**STATED PROBLEM**
Copy each line holding the string "Странноведение".

**GIVEN INFORMATION**
# # # # #

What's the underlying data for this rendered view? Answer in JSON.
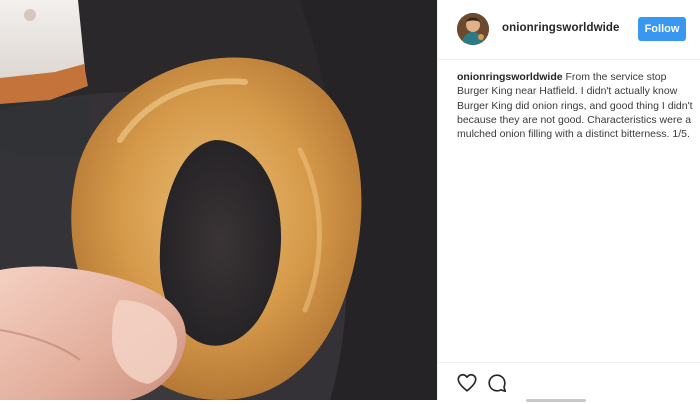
{
  "post": {
    "username": "onionringsworldwide",
    "follow_label": "Follow",
    "caption_username": "onionringsworldwide",
    "caption_text": "From the service stop Burger King near Hatfield. I didn't actually know Burger King did onion rings, and good thing I didn't because they are not good. Characteristics were a mulched onion filling with a distinct bitterness. 1/5."
  },
  "actions": {
    "icons": [
      "heart-icon",
      "comment-icon"
    ]
  },
  "colors": {
    "follow_button": "#3897f0",
    "text": "#262626",
    "divider": "#efefef",
    "onion_ring": "#d89a45"
  }
}
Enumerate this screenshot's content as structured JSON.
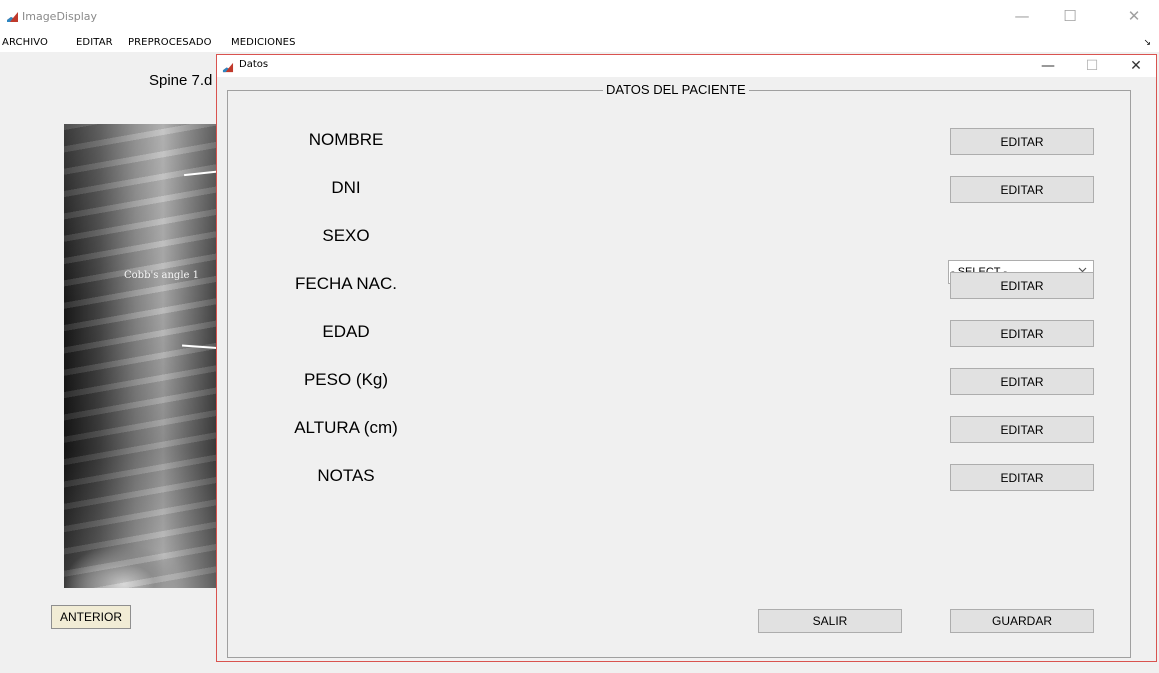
{
  "main_window": {
    "title": "ImageDisplay",
    "controls": {
      "minimize": "—",
      "maximize": "☐",
      "close": "✕"
    },
    "menu": [
      "ARCHIVO",
      "EDITAR",
      "PREPROCESADO",
      "MEDICIONES"
    ],
    "resize_mark": "↘",
    "image_title": "Spine 7.d",
    "xray_annotation": "Cobb's angle 1",
    "anterior_label": "ANTERIOR"
  },
  "dialog": {
    "title": "Datos",
    "controls": {
      "minimize": "—",
      "maximize": "☐",
      "close": "✕"
    },
    "panel_title": "DATOS DEL PACIENTE",
    "fields": [
      {
        "label": "NOMBRE",
        "button": "EDITAR"
      },
      {
        "label": "DNI",
        "button": "EDITAR"
      },
      {
        "label": "SEXO",
        "select_value": "- SELECT -"
      },
      {
        "label": "FECHA NAC.",
        "button": "EDITAR"
      },
      {
        "label": "EDAD",
        "button": "EDITAR"
      },
      {
        "label": "PESO (Kg)",
        "button": "EDITAR"
      },
      {
        "label": "ALTURA (cm)",
        "button": "EDITAR"
      },
      {
        "label": "NOTAS",
        "button": "EDITAR"
      }
    ],
    "salir_label": "SALIR",
    "guardar_label": "GUARDAR"
  },
  "colors": {
    "dialog_border": "#d9534f",
    "button_face": "#e1e1e1",
    "anterior_face": "#f1ecd5",
    "window_bg": "#f0f0f0"
  },
  "icons": [
    "matlab-icon",
    "chevron-down-icon"
  ]
}
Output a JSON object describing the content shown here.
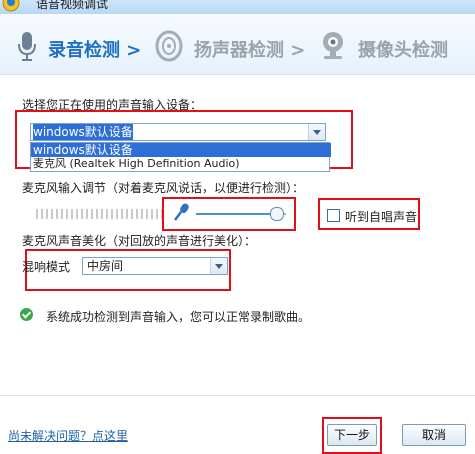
{
  "window": {
    "title": "语音视频调试"
  },
  "steps": [
    {
      "label": "录音检测",
      "separator": ">",
      "state": "active"
    },
    {
      "label": "扬声器检测",
      "separator": ">",
      "state": "inactive"
    },
    {
      "label": "摄像头检测",
      "separator": "",
      "state": "inactive"
    }
  ],
  "input_device": {
    "prompt": "选择您正在使用的声音输入设备：",
    "selected": "windows默认设备",
    "options": [
      "windows默认设备",
      "麦克风 (Realtek High Definition Audio)"
    ]
  },
  "mic_adjust": {
    "label": "麦克风输入调节（对着麦克风说话，以便进行检测）：",
    "volume_fraction": 0.9,
    "monitor_label": "听到自唱声音",
    "monitor_checked": false
  },
  "beautify": {
    "label": "麦克风声音美化（对回放的声音进行美化）：",
    "reverb_label": "混响模式",
    "reverb_selected": "中房间"
  },
  "status": {
    "message": "系统成功检测到声音输入，您可以正常录制歌曲。"
  },
  "footer": {
    "help_link": "尚未解决问题？点这里",
    "next_label": "下一步",
    "cancel_label": "取消"
  },
  "colors": {
    "accent": "#1f6fc2",
    "highlight": "#e0101a",
    "success": "#39a847"
  }
}
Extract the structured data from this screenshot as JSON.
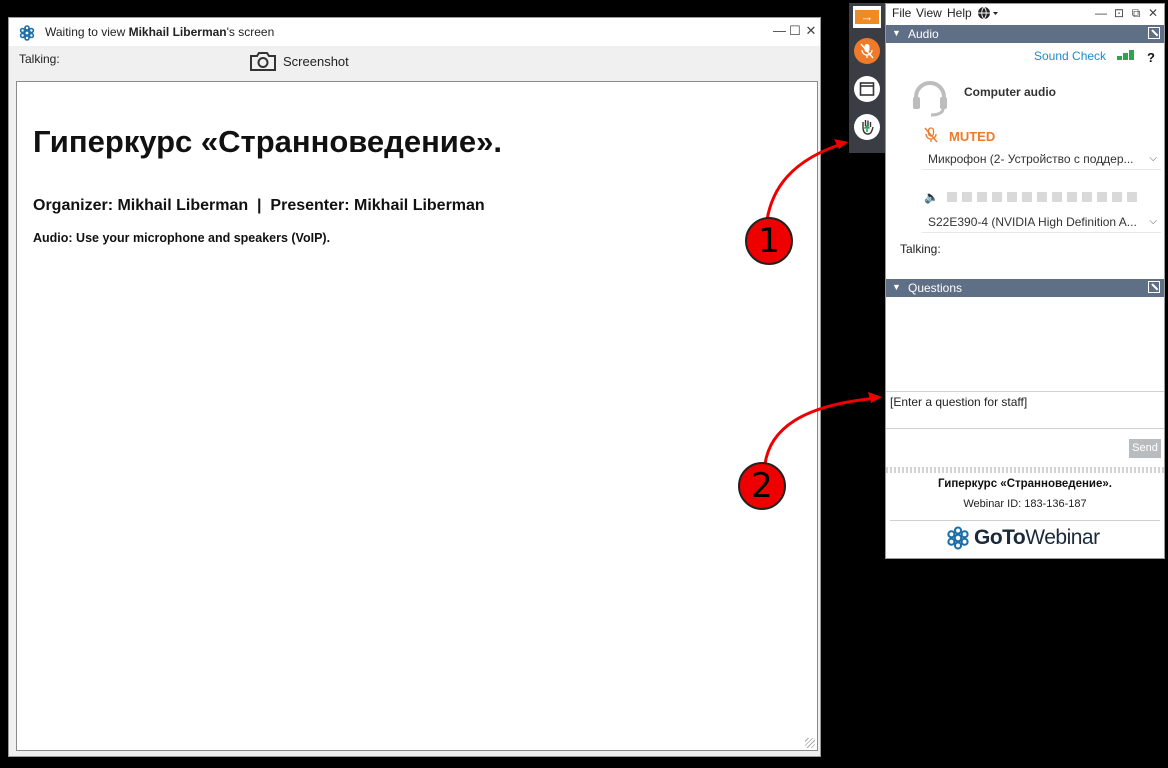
{
  "viewer": {
    "title_prefix": "Waiting to view ",
    "title_name": "Mikhail Liberman",
    "title_suffix": "'s screen",
    "talking_label": "Talking:",
    "screenshot_label": "Screenshot",
    "slide": {
      "heading": "Гиперкурс «Странноведение».",
      "organizer_line": "Organizer: Mikhail Liberman  |  Presenter: Mikhail Liberman",
      "audio_line": "Audio: Use your microphone and speakers (VoIP)."
    }
  },
  "panel": {
    "menu": [
      "File",
      "View",
      "Help"
    ],
    "audio_section": {
      "title": "Audio",
      "sound_check": "Sound Check",
      "help": "?",
      "mode": "Computer audio",
      "status": "MUTED",
      "microphone": "Микрофон (2- Устройство с поддер...",
      "speaker": "S22E390-4 (NVIDIA High Definition A...",
      "talking_label": "Talking:",
      "level_segments": 13
    },
    "questions_section": {
      "title": "Questions",
      "input_placeholder": "[Enter a question for staff]",
      "send_label": "Send"
    },
    "footer": {
      "webinar_title": "Гиперкурс «Странноведение».",
      "webinar_id": "Webinar ID: 183-136-187",
      "brand_goto": "GoTo",
      "brand_webinar": "Webinar"
    }
  },
  "annotations": {
    "badge1": "1",
    "badge2": "2"
  },
  "colors": {
    "accent_orange": "#ef7b2a",
    "section_bar": "#5f6f86",
    "link_blue": "#1b8cd0",
    "signal_green": "#2ea44f",
    "annotation_red": "#e00000"
  }
}
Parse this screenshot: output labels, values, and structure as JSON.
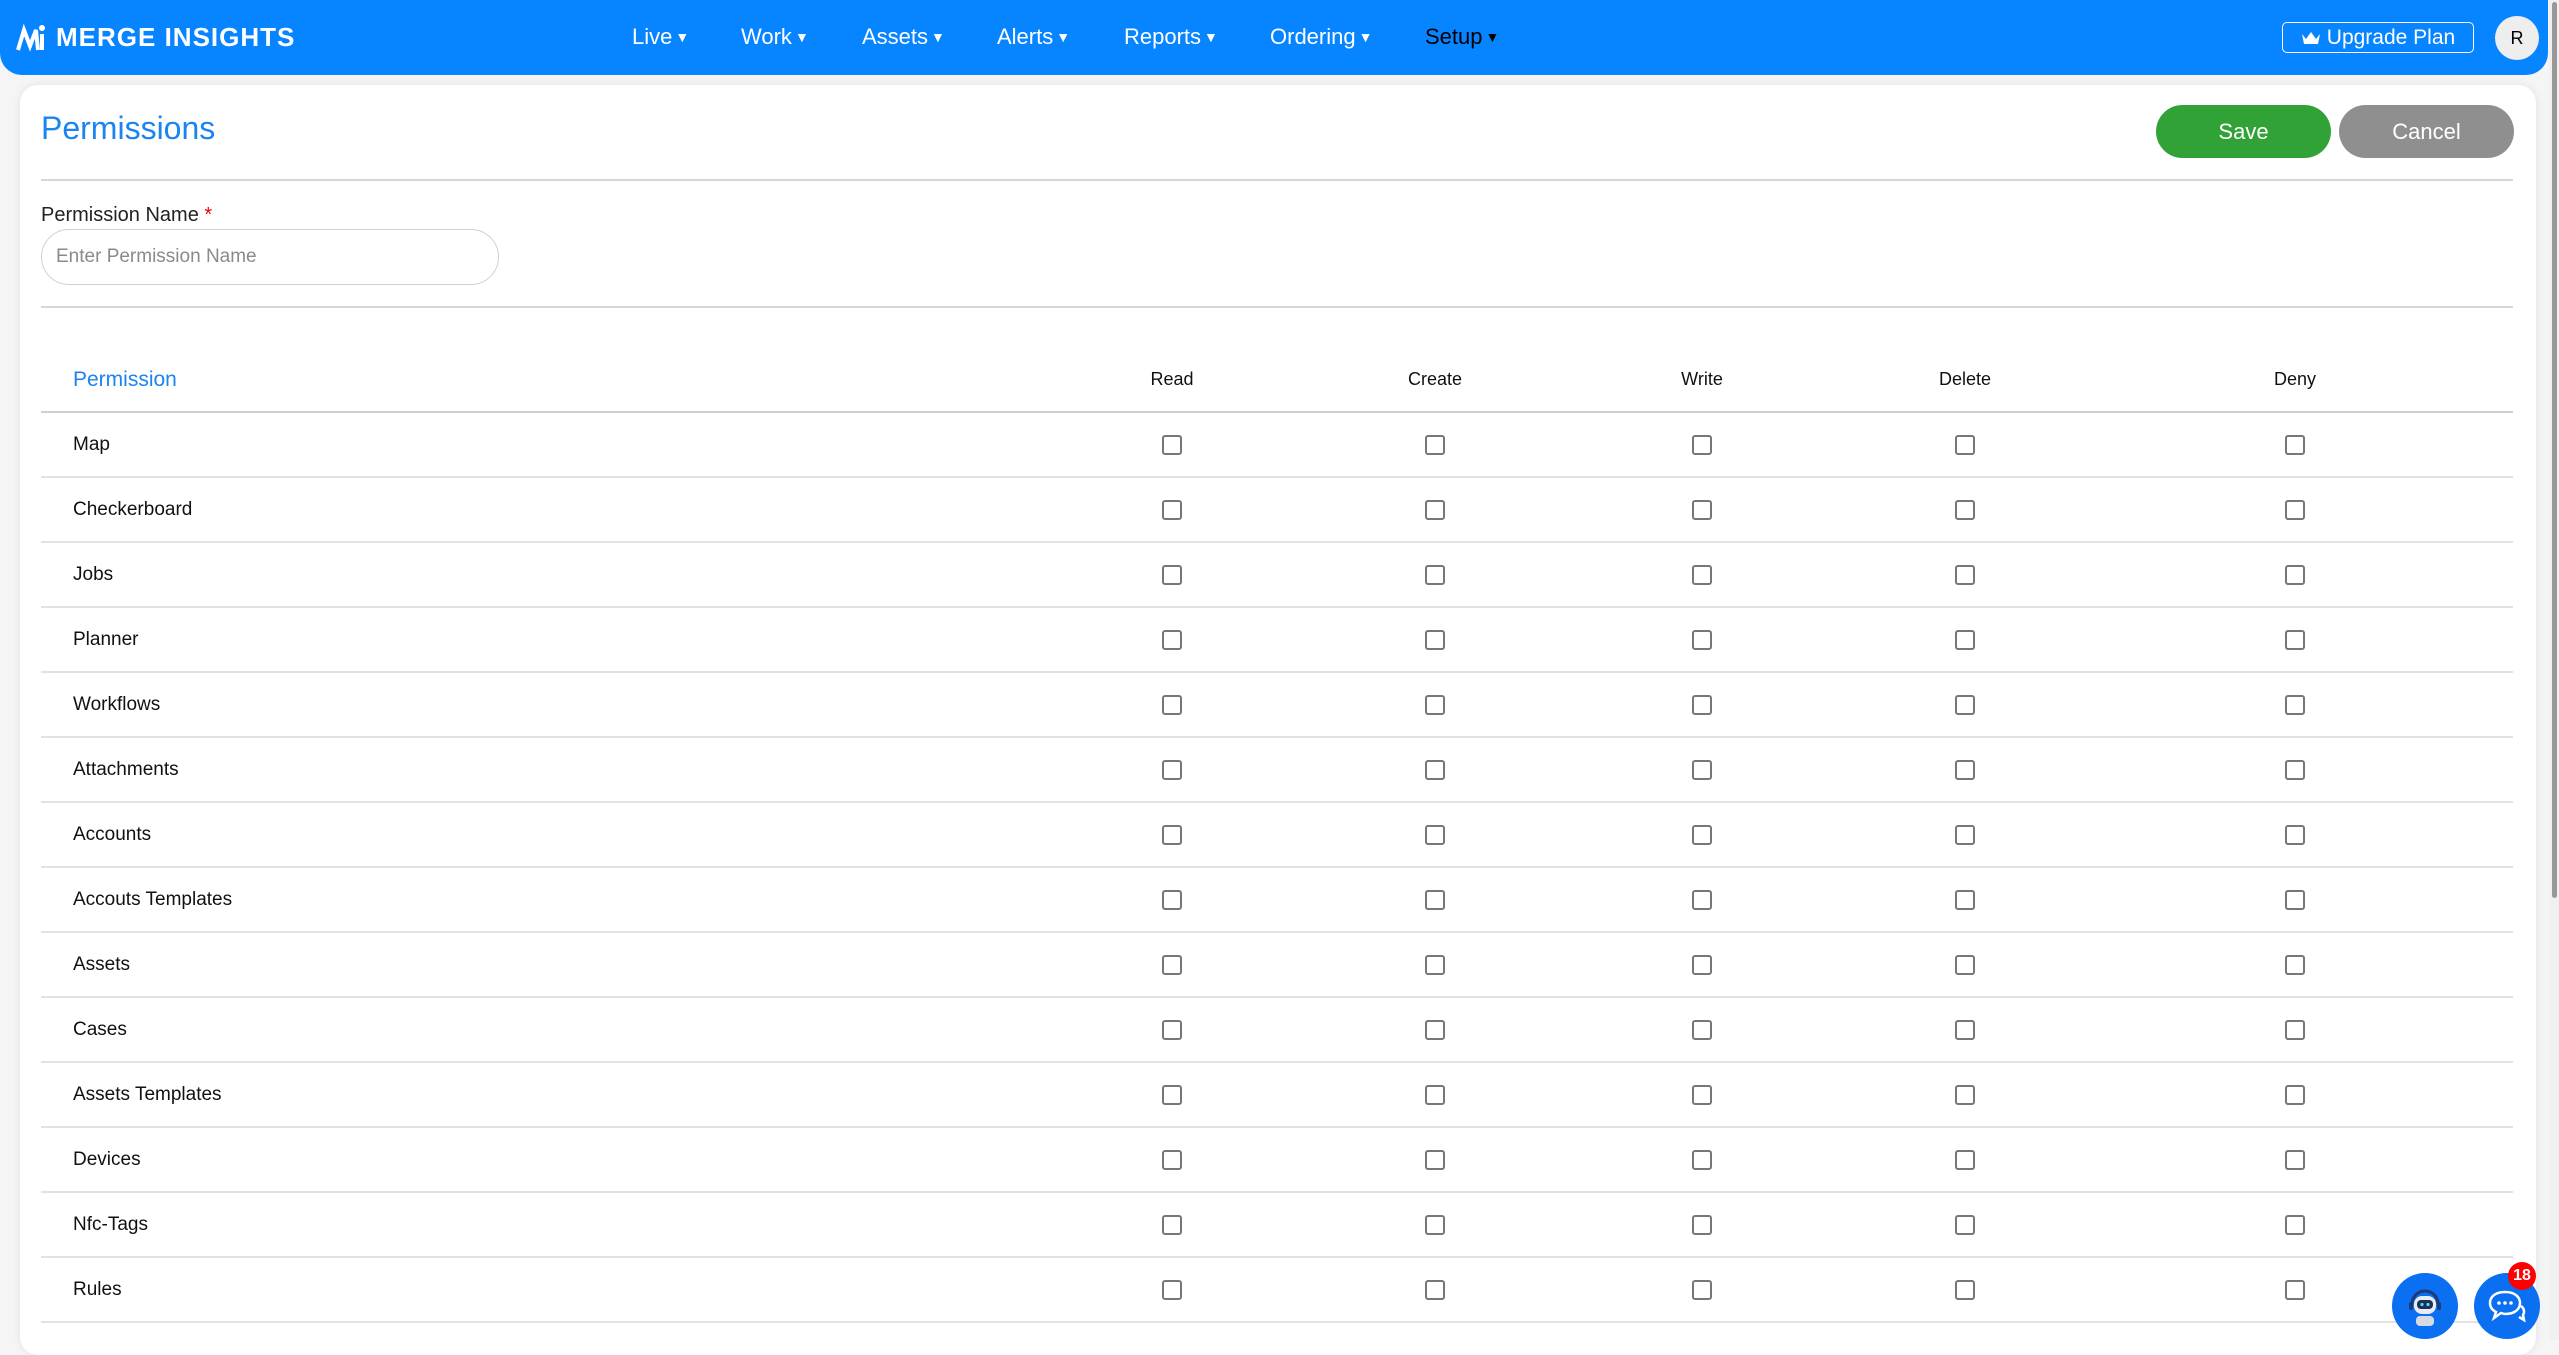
{
  "header": {
    "brand": "MERGE INSIGHTS",
    "nav": [
      {
        "label": "Live"
      },
      {
        "label": "Work"
      },
      {
        "label": "Assets"
      },
      {
        "label": "Alerts"
      },
      {
        "label": "Reports"
      },
      {
        "label": "Ordering"
      },
      {
        "label": "Setup",
        "active": true
      }
    ],
    "upgrade_label": "Upgrade Plan",
    "avatar_initial": "R",
    "accent": "#0784ff"
  },
  "page": {
    "title": "Permissions",
    "save_label": "Save",
    "cancel_label": "Cancel",
    "name_label": "Permission Name",
    "required_mark": "*",
    "name_placeholder": "Enter Permission Name",
    "name_value": ""
  },
  "table": {
    "columns": [
      "Permission",
      "Read",
      "Create",
      "Write",
      "Delete",
      "Deny"
    ],
    "rows": [
      {
        "name": "Map",
        "checks": [
          false,
          false,
          false,
          false,
          false
        ]
      },
      {
        "name": "Checkerboard",
        "checks": [
          false,
          false,
          false,
          false,
          false
        ]
      },
      {
        "name": "Jobs",
        "checks": [
          false,
          false,
          false,
          false,
          false
        ]
      },
      {
        "name": "Planner",
        "checks": [
          false,
          false,
          false,
          false,
          false
        ]
      },
      {
        "name": "Workflows",
        "checks": [
          false,
          false,
          false,
          false,
          false
        ]
      },
      {
        "name": "Attachments",
        "checks": [
          false,
          false,
          false,
          false,
          false
        ]
      },
      {
        "name": "Accounts",
        "checks": [
          false,
          false,
          false,
          false,
          false
        ]
      },
      {
        "name": "Accouts Templates",
        "checks": [
          false,
          false,
          false,
          false,
          false
        ]
      },
      {
        "name": "Assets",
        "checks": [
          false,
          false,
          false,
          false,
          false
        ]
      },
      {
        "name": "Cases",
        "checks": [
          false,
          false,
          false,
          false,
          false
        ]
      },
      {
        "name": "Assets Templates",
        "checks": [
          false,
          false,
          false,
          false,
          false
        ]
      },
      {
        "name": "Devices",
        "checks": [
          false,
          false,
          false,
          false,
          false
        ]
      },
      {
        "name": "Nfc-Tags",
        "checks": [
          false,
          false,
          false,
          false,
          false
        ]
      },
      {
        "name": "Rules",
        "checks": [
          false,
          false,
          false,
          false,
          false
        ]
      }
    ]
  },
  "chat": {
    "unread_count": "18"
  }
}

# # # # #

**REPLY**
      "heading": "Гиперкурс «Странноведение».",
      "webinar_title": "Гиперкурс «Странноведение».",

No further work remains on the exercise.